> Text shown:
GDELT data often contains duplicates. The library provides multiple strategies:

In [None]:
async with GDELTClient() as client:
    yesterday = date.today() - timedelta(days=2)

    event_filter = EventFilter(
        date_range=DateRange(start=yesterday, end=yesterday),
    )

    try:
        # Without deduplication
        result_raw = await client.events.query(event_filter)
        print(f"Without dedup: {len(result_raw)} events")

        # With URL-based deduplication
        # result_dedup = await client.events.query(
        #     event_filter,
        #     deduplicate=True,
        #     dedupe_strategy=DedupeStrategy.URL_ONLY,
        # )
        # print(f"With URL dedup: {len(result_dedup)} events")

    except Exception as e:
        print(f"Error: {e}")

### Available Deduplication Strategies:

- `URL_ONLY` - Deduplicate by source URL only
- `URL_DATE` - Deduplicate by URL and date
- `URL_DATE_LOCATION` - Deduplicate by URL, date, and location
- `ACTOR_PAIR` - Deduplicate by actor pair
- `FULL` - Deduplicate by all available fields

## 4. Memory-Efficient Streaming

For large datasets, always prefer streaming over loading all data:

In [None]:
async with GDELTClient() as client:
    yesterday = date.today() - timedelta(days=2)

    event_filter = EventFilter(
        date_range=DateRange(start=yesterday, end=yesterday),
    )

    try:
        # Process events one at a time
        event_count = 0
        us_events = 0

        async for event in client.events.stream(event_filter):
            event_count += 1

            # Filter and process in-stream
            if hasattr(event, "actor1") and event.actor1:
                if hasattr(event.actor1, "country_code") and event.actor1.country_code == "US":
                    us_events += 1

            # Early exit for demo
            if event_count >= 100:
                break

        print(f"Processed {event_count} events, found {us_events} US events")

    except Exception as e:
        print(f"Error: {e}")

> Data excerpt:
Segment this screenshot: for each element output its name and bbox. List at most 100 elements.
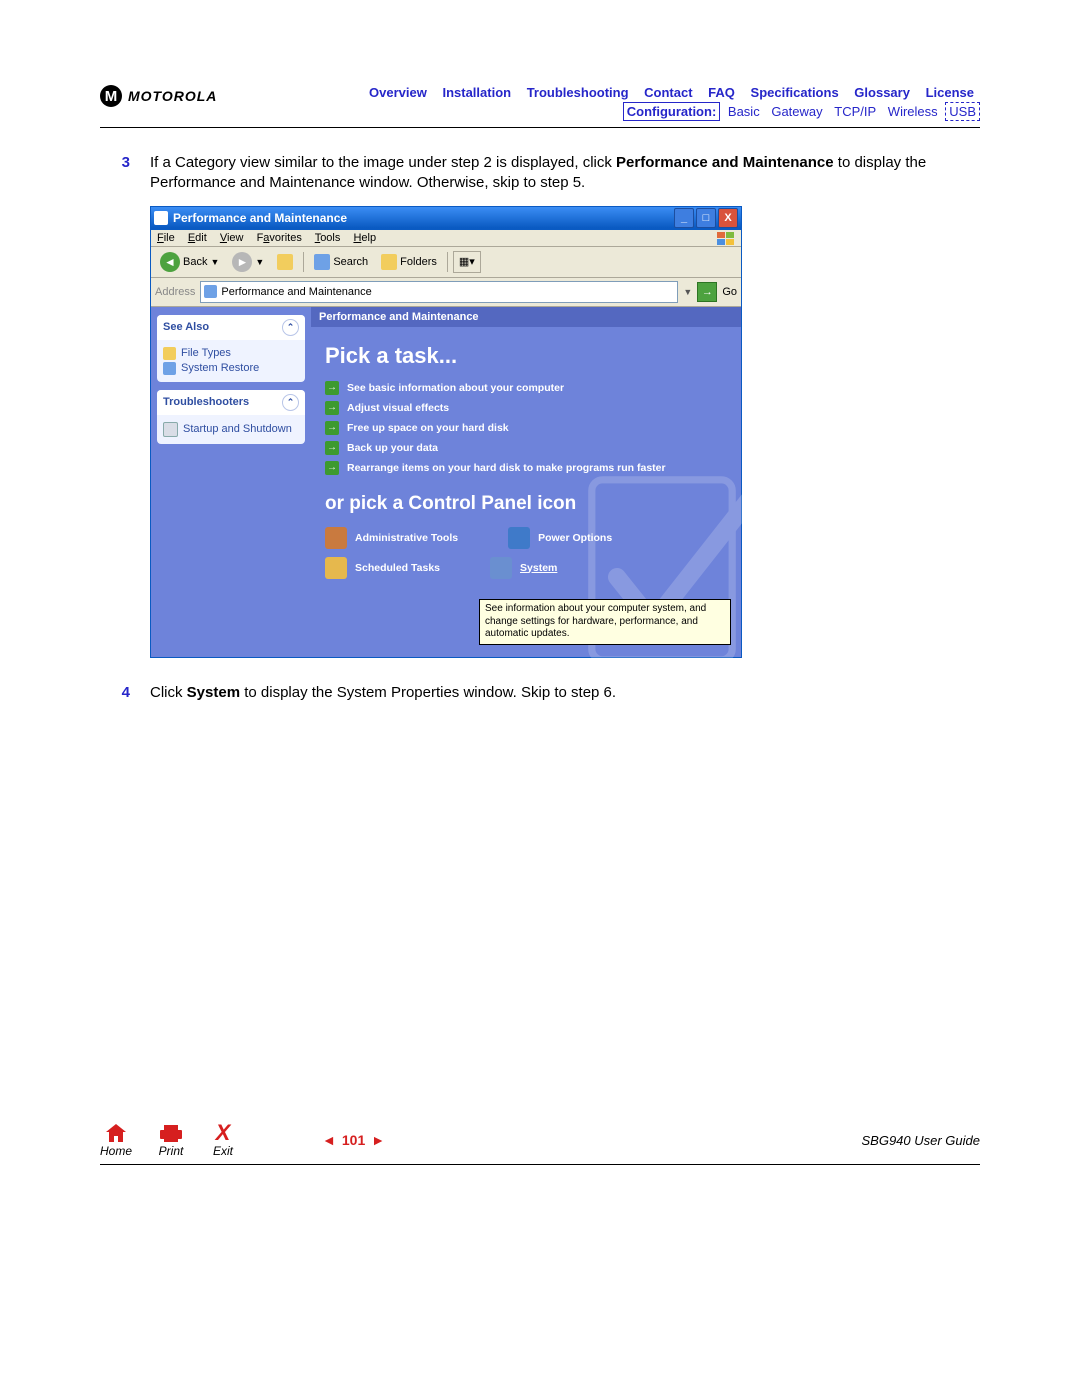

> Stated goal A:
Reproduce a passage from the GDELT excerpt, beginning at the words "GDELT data often" and stopping after the words "result_raw = await client.events.query(event_filter)".
> Stated goal B:
Using the GDELT excerpt, decide whether each statement agrees with it. Answer yes or no for each, and quote the deciding words.
(i) The `URL_DATE` strategy deduplicates by URL and date.
(ii) The `ACTOR_PAIR` strategy deduplicates by source URL only.
(iii) For large datasets, loading all data is preferred over streaming.

> Solution A:
GDELT data often contains duplicates. The library provides multiple strategies:

In [None]:
async with GDELTClient() as client:
    yesterday = date.today() - timedelta(days=2)

    event_filter = EventFilter(
        date_range=DateRange(start=yesterday, end=yesterday),
    )

    try:
        # Without deduplication
        result_raw = await client.events.query(event_filter)

> Solution B:
(i) Yes: "Deduplicate by URL and date"
(ii) No: "Deduplicate by actor pair"
(iii) No: "For large datasets, always prefer streaming over loading all data"